## STATED GOAL
Reproduce the entire listing word for word.

## EXTRACTED ENTRIES
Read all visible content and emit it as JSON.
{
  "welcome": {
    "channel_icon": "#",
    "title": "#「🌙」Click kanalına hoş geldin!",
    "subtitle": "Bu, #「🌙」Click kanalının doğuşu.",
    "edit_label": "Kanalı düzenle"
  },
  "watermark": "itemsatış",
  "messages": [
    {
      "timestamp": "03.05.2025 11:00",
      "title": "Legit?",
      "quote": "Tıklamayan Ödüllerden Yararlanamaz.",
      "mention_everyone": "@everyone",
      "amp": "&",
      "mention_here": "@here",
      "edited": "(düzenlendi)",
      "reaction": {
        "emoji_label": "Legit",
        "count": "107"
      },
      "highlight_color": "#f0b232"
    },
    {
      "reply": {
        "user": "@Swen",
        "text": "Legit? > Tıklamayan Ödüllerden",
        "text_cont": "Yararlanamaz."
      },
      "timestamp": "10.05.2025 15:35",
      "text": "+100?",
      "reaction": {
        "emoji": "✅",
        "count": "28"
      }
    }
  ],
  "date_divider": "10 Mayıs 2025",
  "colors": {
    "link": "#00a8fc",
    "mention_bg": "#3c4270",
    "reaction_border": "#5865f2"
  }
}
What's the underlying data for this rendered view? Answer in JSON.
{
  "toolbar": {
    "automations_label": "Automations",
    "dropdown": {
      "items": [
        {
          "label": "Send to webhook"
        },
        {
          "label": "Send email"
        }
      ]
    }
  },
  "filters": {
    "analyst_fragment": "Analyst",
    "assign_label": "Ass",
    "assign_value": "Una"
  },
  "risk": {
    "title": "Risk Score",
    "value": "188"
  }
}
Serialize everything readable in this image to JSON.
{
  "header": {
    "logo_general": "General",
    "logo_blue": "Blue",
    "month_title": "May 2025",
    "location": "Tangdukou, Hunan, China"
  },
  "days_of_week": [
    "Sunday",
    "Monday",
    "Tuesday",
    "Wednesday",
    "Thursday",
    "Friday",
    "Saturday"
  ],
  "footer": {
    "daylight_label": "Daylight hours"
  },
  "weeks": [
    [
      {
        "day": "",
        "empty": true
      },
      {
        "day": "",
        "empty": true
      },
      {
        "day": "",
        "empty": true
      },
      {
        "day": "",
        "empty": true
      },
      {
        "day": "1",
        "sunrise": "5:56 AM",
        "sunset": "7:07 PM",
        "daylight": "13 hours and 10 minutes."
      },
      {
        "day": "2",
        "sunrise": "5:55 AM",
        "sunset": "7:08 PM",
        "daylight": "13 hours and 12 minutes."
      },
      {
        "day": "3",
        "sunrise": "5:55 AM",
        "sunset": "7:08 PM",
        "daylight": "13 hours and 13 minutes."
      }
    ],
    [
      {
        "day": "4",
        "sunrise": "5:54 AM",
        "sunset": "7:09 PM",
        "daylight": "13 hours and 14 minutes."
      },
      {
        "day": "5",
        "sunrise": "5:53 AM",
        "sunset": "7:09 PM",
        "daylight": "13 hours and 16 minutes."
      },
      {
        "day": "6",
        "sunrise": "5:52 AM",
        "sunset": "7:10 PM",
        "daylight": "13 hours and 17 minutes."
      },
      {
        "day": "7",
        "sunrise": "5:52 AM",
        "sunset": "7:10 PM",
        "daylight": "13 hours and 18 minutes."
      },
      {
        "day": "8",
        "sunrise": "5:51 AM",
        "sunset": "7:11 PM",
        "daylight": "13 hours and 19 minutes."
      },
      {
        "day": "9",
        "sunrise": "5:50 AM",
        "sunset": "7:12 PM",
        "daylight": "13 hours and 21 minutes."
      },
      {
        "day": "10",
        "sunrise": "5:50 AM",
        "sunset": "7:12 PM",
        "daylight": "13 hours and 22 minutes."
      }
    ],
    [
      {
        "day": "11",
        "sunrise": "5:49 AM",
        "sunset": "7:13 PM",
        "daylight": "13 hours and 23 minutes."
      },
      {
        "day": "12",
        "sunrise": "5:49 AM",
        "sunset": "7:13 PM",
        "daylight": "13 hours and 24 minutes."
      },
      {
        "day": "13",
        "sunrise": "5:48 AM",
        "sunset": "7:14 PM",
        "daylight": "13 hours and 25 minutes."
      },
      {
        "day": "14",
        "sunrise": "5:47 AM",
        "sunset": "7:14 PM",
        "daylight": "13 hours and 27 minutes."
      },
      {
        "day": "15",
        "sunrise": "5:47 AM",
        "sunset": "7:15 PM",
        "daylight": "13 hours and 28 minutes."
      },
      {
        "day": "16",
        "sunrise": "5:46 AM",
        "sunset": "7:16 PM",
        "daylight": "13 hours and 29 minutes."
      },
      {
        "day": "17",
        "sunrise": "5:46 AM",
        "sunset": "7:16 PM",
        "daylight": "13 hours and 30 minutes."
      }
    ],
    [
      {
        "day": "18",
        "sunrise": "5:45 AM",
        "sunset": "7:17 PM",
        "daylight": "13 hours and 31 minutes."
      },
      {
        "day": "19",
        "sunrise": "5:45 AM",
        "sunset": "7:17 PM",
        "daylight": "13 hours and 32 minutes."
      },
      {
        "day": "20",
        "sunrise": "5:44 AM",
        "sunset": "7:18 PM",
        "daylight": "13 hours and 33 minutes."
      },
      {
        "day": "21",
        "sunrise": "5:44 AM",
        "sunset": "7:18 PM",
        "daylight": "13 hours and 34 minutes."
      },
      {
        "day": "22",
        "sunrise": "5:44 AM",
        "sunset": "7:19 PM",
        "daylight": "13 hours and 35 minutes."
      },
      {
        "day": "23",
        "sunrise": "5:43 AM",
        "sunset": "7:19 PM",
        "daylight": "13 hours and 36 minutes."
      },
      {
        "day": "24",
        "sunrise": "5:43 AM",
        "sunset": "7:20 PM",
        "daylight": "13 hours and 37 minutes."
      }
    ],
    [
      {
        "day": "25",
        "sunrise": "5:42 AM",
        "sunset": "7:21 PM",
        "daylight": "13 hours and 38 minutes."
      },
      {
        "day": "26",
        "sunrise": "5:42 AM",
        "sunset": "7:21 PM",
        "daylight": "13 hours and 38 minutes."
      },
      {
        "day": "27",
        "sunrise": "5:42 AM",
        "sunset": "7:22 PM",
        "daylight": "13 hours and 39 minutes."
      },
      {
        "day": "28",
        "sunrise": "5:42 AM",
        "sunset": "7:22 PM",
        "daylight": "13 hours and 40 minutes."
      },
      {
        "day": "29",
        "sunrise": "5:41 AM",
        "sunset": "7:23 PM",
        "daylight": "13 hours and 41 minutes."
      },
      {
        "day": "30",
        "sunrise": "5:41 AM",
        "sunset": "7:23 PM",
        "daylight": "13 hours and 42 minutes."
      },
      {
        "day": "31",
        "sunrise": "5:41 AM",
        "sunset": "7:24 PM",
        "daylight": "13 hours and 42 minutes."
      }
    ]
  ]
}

## COMPLETED EXERCISE
Read all visible content and emit it as JSON.
{
  "welcome": {
    "channel_icon": "#",
    "title": "#「🌙」Click kanalına hoş geldin!",
    "subtitle": "Bu, #「🌙」Click kanalının doğuşu.",
    "edit_label": "Kanalı düzenle"
  },
  "watermark": "itemsatış",
  "messages": [
    {
      "timestamp": "03.05.2025 11:00",
      "title": "Legit?",
      "quote": "Tıklamayan Ödüllerden Yararlanamaz.",
      "mention_everyone": "@everyone",
      "amp": "&",
      "mention_here": "@here",
      "edited": "(düzenlendi)",
      "reaction": {
        "emoji_label": "Legit",
        "count": "107"
      },
      "highlight_color": "#f0b232"
    },
    {
      "reply": {
        "user": "@Swen",
        "text": "Legit? > Tıklamayan Ödüllerden",
        "text_cont": "Yararlanamaz."
      },
      "timestamp": "10.05.2025 15:35",
      "text": "+100?",
      "reaction": {
        "emoji": "✅",
        "count": "28"
      }
    }
  ],
  "date_divider": "10 Mayıs 2025",
  "colors": {
    "link": "#00a8fc",
    "mention_bg": "#3c4270",
    "reaction_border": "#5865f2"
  }
}
What's the underlying data for this rendered view? Answer in JSON.
{
  "toolbar": {
    "automations_label": "Automations",
    "dropdown": {
      "items": [
        {
          "label": "Send to webhook"
        },
        {
          "label": "Send email"
        }
      ]
    }
  },
  "filters": {
    "analyst_fragment": "Analyst",
    "assign_label": "Ass",
    "assign_value": "Una"
  },
  "risk": {
    "title": "Risk Score",
    "value": "188"
  }
}
Serialize everything readable in this image to JSON.
{
  "header": {
    "logo_general": "General",
    "logo_blue": "Blue",
    "month_title": "May 2025",
    "location": "Tangdukou, Hunan, China"
  },
  "days_of_week": [
    "Sunday",
    "Monday",
    "Tuesday",
    "Wednesday",
    "Thursday",
    "Friday",
    "Saturday"
  ],
  "footer": {
    "daylight_label": "Daylight hours"
  },
  "weeks": [
    [
      {
        "day": "",
        "empty": true
      },
      {
        "day": "",
        "empty": true
      },
      {
        "day": "",
        "empty": true
      },
      {
        "day": "",
        "empty": true
      },
      {
        "day": "1",
        "sunrise": "5:56 AM",
        "sunset": "7:07 PM",
        "daylight": "13 hours and 10 minutes."
      },
      {
        "day": "2",
        "sunrise": "5:55 AM",
        "sunset": "7:08 PM",
        "daylight": "13 hours and 12 minutes."
      },
      {
        "day": "3",
        "sunrise": "5:55 AM",
        "sunset": "7:08 PM",
        "daylight": "13 hours and 13 minutes."
      }
    ],
    [
      {
        "day": "4",
        "sunrise": "5:54 AM",
        "sunset": "7:09 PM",
        "daylight": "13 hours and 14 minutes."
      },
      {
        "day": "5",
        "sunrise": "5:53 AM",
        "sunset": "7:09 PM",
        "daylight": "13 hours and 16 minutes."
      },
      {
        "day": "6",
        "sunrise": "5:52 AM",
        "sunset": "7:10 PM",
        "daylight": "13 hours and 17 minutes."
      },
      {
        "day": "7",
        "sunrise": "5:52 AM",
        "sunset": "7:10 PM",
        "daylight": "13 hours and 18 minutes."
      },
      {
        "day": "8",
        "sunrise": "5:51 AM",
        "sunset": "7:11 PM",
        "daylight": "13 hours and 19 minutes."
      },
      {
        "day": "9",
        "sunrise": "5:50 AM",
        "sunset": "7:12 PM",
        "daylight": "13 hours and 21 minutes."
      },
      {
        "day": "10",
        "sunrise": "5:50 AM",
        "sunset": "7:12 PM",
        "daylight": "13 hours and 22 minutes."
      }
    ],
    [
      {
        "day": "11",
        "sunrise": "5:49 AM",
        "sunset": "7:13 PM",
        "daylight": "13 hours and 23 minutes."
      },
      {
        "day": "12",
        "sunrise": "5:49 AM",
        "sunset": "7:13 PM",
        "daylight": "13 hours and 24 minutes."
      },
      {
        "day": "13",
        "sunrise": "5:48 AM",
        "sunset": "7:14 PM",
        "daylight": "13 hours and 25 minutes."
      },
      {
        "day": "14",
        "sunrise": "5:47 AM",
        "sunset": "7:14 PM",
        "daylight": "13 hours and 27 minutes."
      },
      {
        "day": "15",
        "sunrise": "5:47 AM",
        "sunset": "7:15 PM",
        "daylight": "13 hours and 28 minutes."
      },
      {
        "day": "16",
        "sunrise": "5:46 AM",
        "sunset": "7:16 PM",
        "daylight": "13 hours and 29 minutes."
      },
      {
        "day": "17",
        "sunrise": "5:46 AM",
        "sunset": "7:16 PM",
        "daylight": "13 hours and 30 minutes."
      }
    ],
    [
      {
        "day": "18",
        "sunrise": "5:45 AM",
        "sunset": "7:17 PM",
        "daylight": "13 hours and 31 minutes."
      },
      {
        "day": "19",
        "sunrise": "5:45 AM",
        "sunset": "7:17 PM",
        "daylight": "13 hours and 32 minutes."
      },
      {
        "day": "20",
        "sunrise": "5:44 AM",
        "sunset": "7:18 PM",
        "daylight": "13 hours and 33 minutes."
      },
      {
        "day": "21",
        "sunrise": "5:44 AM",
        "sunset": "7:18 PM",
        "daylight": "13 hours and 34 minutes."
      },
      {
        "day": "22",
        "sunrise": "5:44 AM",
        "sunset": "7:19 PM",
        "daylight": "13 hours and 35 minutes."
      },
      {
        "day": "23",
        "sunrise": "5:43 AM",
        "sunset": "7:19 PM",
        "daylight": "13 hours and 36 minutes."
      },
      {
        "day": "24",
        "sunrise": "5:43 AM",
        "sunset": "7:20 PM",
        "daylight": "13 hours and 37 minutes."
      }
    ],
    [
      {
        "day": "25",
        "sunrise": "5:42 AM",
        "sunset": "7:21 PM",
        "daylight": "13 hours and 38 minutes."
      },
      {
        "day": "26",
        "sunrise": "5:42 AM",
        "sunset": "7:21 PM",
        "daylight": "13 hours and 38 minutes."
      },
      {
        "day": "27",
        "sunrise": "5:42 AM",
        "sunset": "7:22 PM",
        "daylight": "13 hours and 39 minutes."
      },
      {
        "day": "28",
        "sunrise": "5:42 AM",
        "sunset": "7:22 PM",
        "daylight": "13 hours and 40 minutes."
      },
      {
        "day": "29",
        "sunrise": "5:41 AM",
        "sunset": "7:23 PM",
        "daylight": "13 hours and 41 minutes."
      },
      {
        "day": "30",
        "sunrise": "5:41 AM",
        "sunset": "7:23 PM",
        "daylight": "13 hours and 42 minutes."
      },
      {
        "day": "31",
        "sunrise": "5:41 AM",
        "sunset": "7:24 PM",
        "daylight": "13 hours and 42 minutes."
      }
    ]
  ]
}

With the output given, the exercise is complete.